# Data provided:
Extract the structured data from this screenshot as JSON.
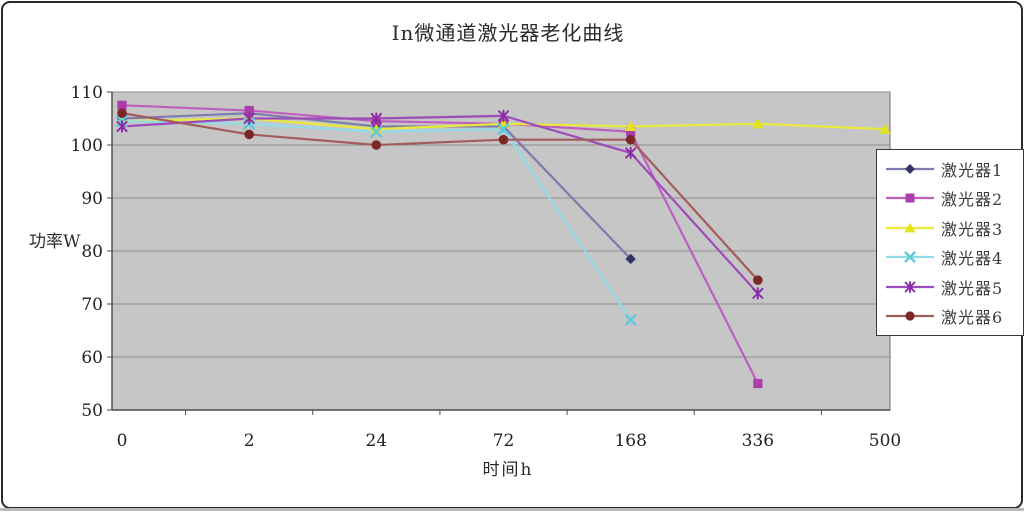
{
  "chart_data": {
    "type": "line",
    "title": "In微通道激光器老化曲线",
    "xlabel": "时间h",
    "ylabel": "功率W",
    "categories": [
      "0",
      "2",
      "24",
      "72",
      "168",
      "336",
      "500"
    ],
    "ylim": [
      50,
      110
    ],
    "yticks": [
      110,
      100,
      90,
      80,
      70,
      60,
      50
    ],
    "grid": "horizontal-only",
    "legend_position": "right",
    "plot_bg_color": "#c6c6c6",
    "grid_color": "#8e8e8e",
    "axis_color": "#4a4a4a",
    "series": [
      {
        "name": "激光器1",
        "marker": "diamond",
        "line_color": "#7c7cac",
        "marker_color": "#343467",
        "values": [
          105,
          106,
          103.5,
          103.5,
          78.5,
          null,
          null
        ]
      },
      {
        "name": "激光器2",
        "marker": "square",
        "line_color": "#c05ec0",
        "marker_color": "#ad3cad",
        "values": [
          107.5,
          106.5,
          104.5,
          104,
          102.5,
          55,
          null
        ]
      },
      {
        "name": "激光器3",
        "marker": "triangle",
        "line_color": "#e9e93c",
        "marker_color": "#e2e21e",
        "values": [
          104.5,
          105,
          103,
          104,
          103.5,
          104,
          103
        ]
      },
      {
        "name": "激光器4",
        "marker": "x",
        "line_color": "#92dcea",
        "marker_color": "#5ec8de",
        "values": [
          104.5,
          104,
          102.5,
          103,
          67,
          null,
          null
        ]
      },
      {
        "name": "激光器5",
        "marker": "asterisk",
        "line_color": "#9e4cba",
        "marker_color": "#8a2aa4",
        "values": [
          103.5,
          105,
          105,
          105.5,
          98.5,
          72,
          null
        ]
      },
      {
        "name": "激光器6",
        "marker": "circle",
        "line_color": "#a25c5c",
        "marker_color": "#7c2828",
        "values": [
          106,
          102,
          100,
          101,
          101,
          74.5,
          null
        ]
      }
    ]
  }
}
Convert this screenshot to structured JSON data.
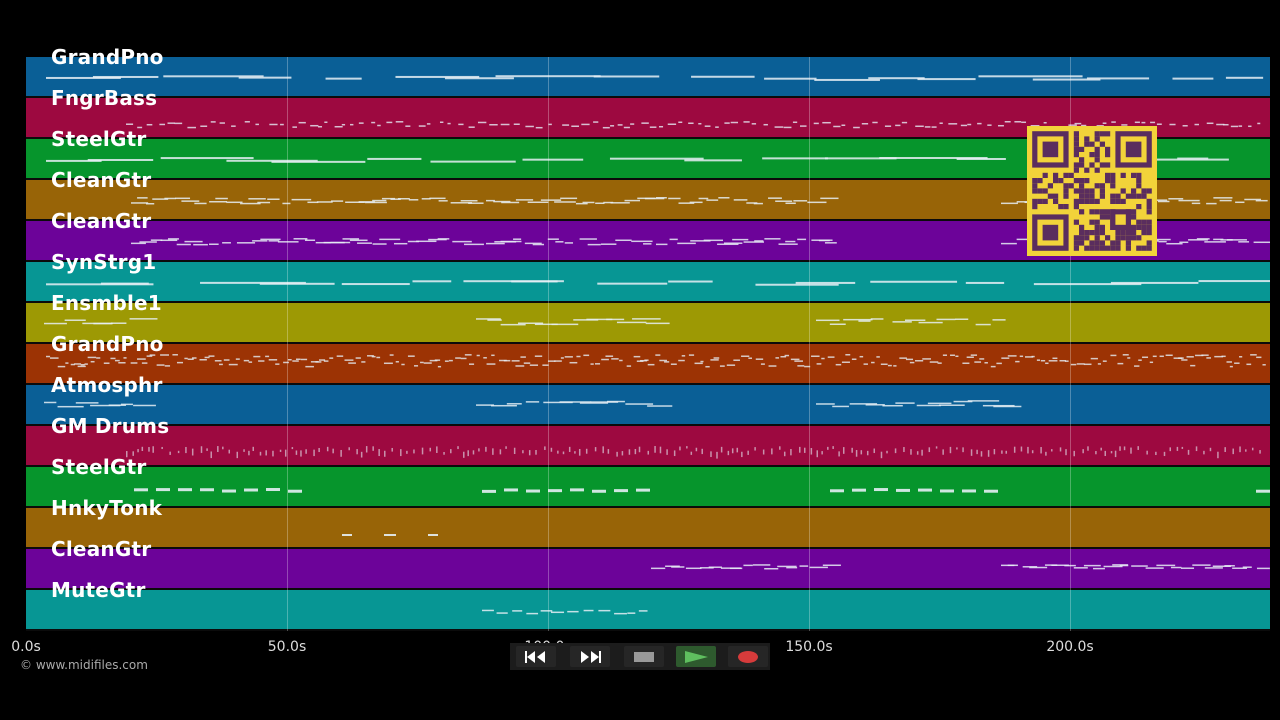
{
  "tracks": [
    {
      "name": "GrandPno",
      "color": "#0a5f96",
      "style": "long"
    },
    {
      "name": "FngrBass",
      "color": "#9d0940",
      "style": "dashes"
    },
    {
      "name": "SteelGtr",
      "color": "#06952c",
      "style": "long"
    },
    {
      "name": "CleanGtr",
      "color": "#986407",
      "style": "phrases"
    },
    {
      "name": "CleanGtr",
      "color": "#6c0399",
      "style": "phrases"
    },
    {
      "name": "SynStrg1",
      "color": "#079694",
      "style": "long"
    },
    {
      "name": "Ensmble1",
      "color": "#9d9904",
      "style": "sparse"
    },
    {
      "name": "GrandPno",
      "color": "#9c3304",
      "style": "dense"
    },
    {
      "name": "Atmosphr",
      "color": "#0a5f96",
      "style": "sparse"
    },
    {
      "name": "GM Drums",
      "color": "#9d0940",
      "style": "dots"
    },
    {
      "name": "SteelGtr",
      "color": "#06952c",
      "style": "blocks"
    },
    {
      "name": "HnkyTonk",
      "color": "#986407",
      "style": "few"
    },
    {
      "name": "CleanGtr",
      "color": "#6c0399",
      "style": "phrases2"
    },
    {
      "name": "MuteGtr",
      "color": "#079694",
      "style": "small"
    }
  ],
  "timeline": {
    "ticks": [
      "0.0s",
      "50.0s",
      "100.0s",
      "150.0s",
      "200.0s"
    ],
    "tick_seconds": [
      0,
      50,
      100,
      150,
      200
    ],
    "duration_seconds": 238.5
  },
  "copyright": "© www.midifiles.com",
  "controls": [
    {
      "name": "rewind-icon"
    },
    {
      "name": "fast-forward-icon"
    },
    {
      "name": "stop-icon"
    },
    {
      "name": "play-icon"
    },
    {
      "name": "record-icon"
    }
  ],
  "qr_icon": "qr-code-icon"
}
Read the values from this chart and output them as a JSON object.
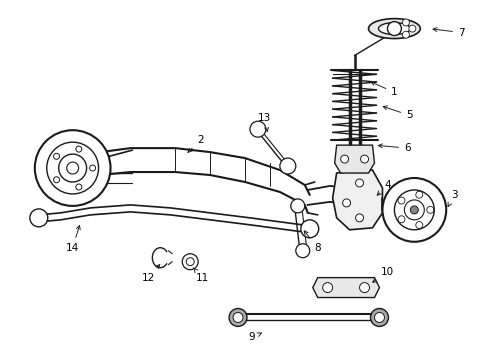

# Directions for this task:
All the records need to be repeated exactly, with the images dropped.

# The answer:
Extract the structured data from this screenshot as JSON.
{
  "chart_data": {
    "type": "line",
    "title": "In微通道激光器老化曲线",
    "xlabel": "时间h",
    "ylabel": "功率W",
    "categories": [
      "0",
      "2",
      "24",
      "72",
      "168",
      "336",
      "500"
    ],
    "ylim": [
      50,
      110
    ],
    "yticks": [
      110,
      100,
      90,
      80,
      70,
      60,
      50
    ],
    "grid": "horizontal-only",
    "legend_position": "right",
    "plot_bg_color": "#c6c6c6",
    "grid_color": "#8e8e8e",
    "axis_color": "#4a4a4a",
    "series": [
      {
        "name": "激光器1",
        "marker": "diamond",
        "line_color": "#7c7cac",
        "marker_color": "#343467",
        "values": [
          105,
          106,
          103.5,
          103.5,
          78.5,
          null,
          null
        ]
      },
      {
        "name": "激光器2",
        "marker": "square",
        "line_color": "#c05ec0",
        "marker_color": "#ad3cad",
        "values": [
          107.5,
          106.5,
          104.5,
          104,
          102.5,
          55,
          null
        ]
      },
      {
        "name": "激光器3",
        "marker": "triangle",
        "line_color": "#e9e93c",
        "marker_color": "#e2e21e",
        "values": [
          104.5,
          105,
          103,
          104,
          103.5,
          104,
          103
        ]
      },
      {
        "name": "激光器4",
        "marker": "x",
        "line_color": "#92dcea",
        "marker_color": "#5ec8de",
        "values": [
          104.5,
          104,
          102.5,
          103,
          67,
          null,
          null
        ]
      },
      {
        "name": "激光器5",
        "marker": "asterisk",
        "line_color": "#9e4cba",
        "marker_color": "#8a2aa4",
        "values": [
          103.5,
          105,
          105,
          105.5,
          98.5,
          72,
          null
        ]
      },
      {
        "name": "激光器6",
        "marker": "circle",
        "line_color": "#a25c5c",
        "marker_color": "#7c2828",
        "values": [
          106,
          102,
          100,
          101,
          101,
          74.5,
          null
        ]
      }
    ]
  }
}
Convert this screenshot to structured JSON data.
{
  "tracks": [
    {
      "name": "GrandPno",
      "color": "#0a5f96",
      "style": "long"
    },
    {
      "name": "FngrBass",
      "color": "#9d0940",
      "style": "dashes"
    },
    {
      "name": "SteelGtr",
      "color": "#06952c",
      "style": "long"
    },
    {
      "name": "CleanGtr",
      "color": "#986407",
      "style": "phrases"
    },
    {
      "name": "CleanGtr",
      "color": "#6c0399",
      "style": "phrases"
    },
    {
      "name": "SynStrg1",
      "color": "#079694",
      "style": "long"
    },
    {
      "name": "Ensmble1",
      "color": "#9d9904",
      "style": "sparse"
    },
    {
      "name": "GrandPno",
      "color": "#9c3304",
      "style": "dense"
    },
    {
      "name": "Atmosphr",
      "color": "#0a5f96",
      "style": "sparse"
    },
    {
      "name": "GM Drums",
      "color": "#9d0940",
      "style": "dots"
    },
    {
      "name": "SteelGtr",
      "color": "#06952c",
      "style": "blocks"
    },
    {
      "name": "HnkyTonk",
      "color": "#986407",
      "style": "few"
    },
    {
      "name": "CleanGtr",
      "color": "#6c0399",
      "style": "phrases2"
    },
    {
      "name": "MuteGtr",
      "color": "#079694",
      "style": "small"
    }
  ],
  "timeline": {
    "ticks": [
      "0.0s",
      "50.0s",
      "100.0s",
      "150.0s",
      "200.0s"
    ],
    "tick_seconds": [
      0,
      50,
      100,
      150,
      200
    ],
    "duration_seconds": 238.5
  },
  "copyright": "© www.midifiles.com",
  "controls": [
    {
      "name": "rewind-icon"
    },
    {
      "name": "fast-forward-icon"
    },
    {
      "name": "stop-icon"
    },
    {
      "name": "play-icon"
    },
    {
      "name": "record-icon"
    }
  ],
  "qr_icon": "qr-code-icon"
}
Read the values from this chart and output them as a JSON object.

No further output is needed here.